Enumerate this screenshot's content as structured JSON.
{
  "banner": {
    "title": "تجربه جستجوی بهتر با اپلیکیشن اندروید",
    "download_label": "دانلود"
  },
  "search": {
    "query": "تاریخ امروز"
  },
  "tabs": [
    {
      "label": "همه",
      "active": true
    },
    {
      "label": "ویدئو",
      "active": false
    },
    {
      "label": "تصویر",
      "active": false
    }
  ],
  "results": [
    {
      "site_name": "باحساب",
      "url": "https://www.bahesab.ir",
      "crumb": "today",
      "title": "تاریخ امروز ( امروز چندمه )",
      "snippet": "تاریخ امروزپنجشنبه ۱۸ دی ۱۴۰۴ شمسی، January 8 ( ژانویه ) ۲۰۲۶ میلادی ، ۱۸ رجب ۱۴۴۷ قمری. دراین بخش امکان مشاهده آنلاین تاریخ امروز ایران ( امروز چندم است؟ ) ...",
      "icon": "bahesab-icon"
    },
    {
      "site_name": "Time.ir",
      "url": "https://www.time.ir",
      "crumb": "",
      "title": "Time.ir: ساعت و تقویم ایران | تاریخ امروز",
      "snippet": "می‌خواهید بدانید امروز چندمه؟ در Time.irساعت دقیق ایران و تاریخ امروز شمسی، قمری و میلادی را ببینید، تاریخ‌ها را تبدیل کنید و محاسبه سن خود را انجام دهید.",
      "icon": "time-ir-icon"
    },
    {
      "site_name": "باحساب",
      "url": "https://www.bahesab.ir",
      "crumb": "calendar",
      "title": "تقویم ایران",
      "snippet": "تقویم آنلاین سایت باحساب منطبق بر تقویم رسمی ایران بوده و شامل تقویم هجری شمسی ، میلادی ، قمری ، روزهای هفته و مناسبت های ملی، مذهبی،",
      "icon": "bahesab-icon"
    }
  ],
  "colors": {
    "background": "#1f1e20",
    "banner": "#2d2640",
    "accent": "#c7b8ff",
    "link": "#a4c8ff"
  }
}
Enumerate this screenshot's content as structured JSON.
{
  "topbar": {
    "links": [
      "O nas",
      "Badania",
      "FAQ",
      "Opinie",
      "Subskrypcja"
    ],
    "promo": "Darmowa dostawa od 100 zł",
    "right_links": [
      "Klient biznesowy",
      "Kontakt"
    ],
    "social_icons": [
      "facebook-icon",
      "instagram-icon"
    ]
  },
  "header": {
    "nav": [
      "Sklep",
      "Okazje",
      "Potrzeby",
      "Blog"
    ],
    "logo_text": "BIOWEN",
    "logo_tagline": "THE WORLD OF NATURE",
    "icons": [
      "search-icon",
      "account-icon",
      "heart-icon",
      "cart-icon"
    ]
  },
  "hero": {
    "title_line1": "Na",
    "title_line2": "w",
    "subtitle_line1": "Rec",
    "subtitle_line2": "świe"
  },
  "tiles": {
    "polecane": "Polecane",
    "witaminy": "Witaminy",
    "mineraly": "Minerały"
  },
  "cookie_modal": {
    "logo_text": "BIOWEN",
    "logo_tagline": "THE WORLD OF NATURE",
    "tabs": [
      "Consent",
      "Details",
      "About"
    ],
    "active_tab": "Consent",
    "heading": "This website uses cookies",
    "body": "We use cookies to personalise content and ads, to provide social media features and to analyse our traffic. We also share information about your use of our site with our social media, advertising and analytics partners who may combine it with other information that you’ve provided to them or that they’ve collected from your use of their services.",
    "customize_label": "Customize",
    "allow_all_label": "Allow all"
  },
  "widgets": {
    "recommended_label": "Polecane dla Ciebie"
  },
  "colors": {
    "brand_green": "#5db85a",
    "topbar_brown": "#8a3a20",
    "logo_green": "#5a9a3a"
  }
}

▶ **OBJECTIVE**: Write out the material exactly as given.

▶ **FULL OUTPUT**:
Enumerate this screenshot's content as structured JSON.
{
  "banner": {
    "title": "تجربه جستجوی بهتر با اپلیکیشن اندروید",
    "download_label": "دانلود"
  },
  "search": {
    "query": "تاریخ امروز"
  },
  "tabs": [
    {
      "label": "همه",
      "active": true
    },
    {
      "label": "ویدئو",
      "active": false
    },
    {
      "label": "تصویر",
      "active": false
    }
  ],
  "results": [
    {
      "site_name": "باحساب",
      "url": "https://www.bahesab.ir",
      "crumb": "today",
      "title": "تاریخ امروز ( امروز چندمه )",
      "snippet": "تاریخ امروزپنجشنبه ۱۸ دی ۱۴۰۴ شمسی، January 8 ( ژانویه ) ۲۰۲۶ میلادی ، ۱۸ رجب ۱۴۴۷ قمری. دراین بخش امکان مشاهده آنلاین تاریخ امروز ایران ( امروز چندم است؟ ) ...",
      "icon": "bahesab-icon"
    },
    {
      "site_name": "Time.ir",
      "url": "https://www.time.ir",
      "crumb": "",
      "title": "Time.ir: ساعت و تقویم ایران | تاریخ امروز",
      "snippet": "می‌خواهید بدانید امروز چندمه؟ در Time.irساعت دقیق ایران و تاریخ امروز شمسی، قمری و میلادی را ببینید، تاریخ‌ها را تبدیل کنید و محاسبه سن خود را انجام دهید.",
      "icon": "time-ir-icon"
    },
    {
      "site_name": "باحساب",
      "url": "https://www.bahesab.ir",
      "crumb": "calendar",
      "title": "تقویم ایران",
      "snippet": "تقویم آنلاین سایت باحساب منطبق بر تقویم رسمی ایران بوده و شامل تقویم هجری شمسی ، میلادی ، قمری ، روزهای هفته و مناسبت های ملی، مذهبی،",
      "icon": "bahesab-icon"
    }
  ],
  "colors": {
    "background": "#1f1e20",
    "banner": "#2d2640",
    "accent": "#c7b8ff",
    "link": "#a4c8ff"
  }
}
Enumerate this screenshot's content as structured JSON.
{
  "topbar": {
    "links": [
      "O nas",
      "Badania",
      "FAQ",
      "Opinie",
      "Subskrypcja"
    ],
    "promo": "Darmowa dostawa od 100 zł",
    "right_links": [
      "Klient biznesowy",
      "Kontakt"
    ],
    "social_icons": [
      "facebook-icon",
      "instagram-icon"
    ]
  },
  "header": {
    "nav": [
      "Sklep",
      "Okazje",
      "Potrzeby",
      "Blog"
    ],
    "logo_text": "BIOWEN",
    "logo_tagline": "THE WORLD OF NATURE",
    "icons": [
      "search-icon",
      "account-icon",
      "heart-icon",
      "cart-icon"
    ]
  },
  "hero": {
    "title_line1": "Na",
    "title_line2": "w",
    "subtitle_line1": "Rec",
    "subtitle_line2": "świe"
  },
  "tiles": {
    "polecane": "Polecane",
    "witaminy": "Witaminy",
    "mineraly": "Minerały"
  },
  "cookie_modal": {
    "logo_text": "BIOWEN",
    "logo_tagline": "THE WORLD OF NATURE",
    "tabs": [
      "Consent",
      "Details",
      "About"
    ],
    "active_tab": "Consent",
    "heading": "This website uses cookies",
    "body": "We use cookies to personalise content and ads, to provide social media features and to analyse our traffic. We also share information about your use of our site with our social media, advertising and analytics partners who may combine it with other information that you’ve provided to them or that they’ve collected from your use of their services.",
    "customize_label": "Customize",
    "allow_all_label": "Allow all"
  },
  "widgets": {
    "recommended_label": "Polecane dla Ciebie"
  },
  "colors": {
    "brand_green": "#5db85a",
    "topbar_brown": "#8a3a20",
    "logo_green": "#5a9a3a"
  }
}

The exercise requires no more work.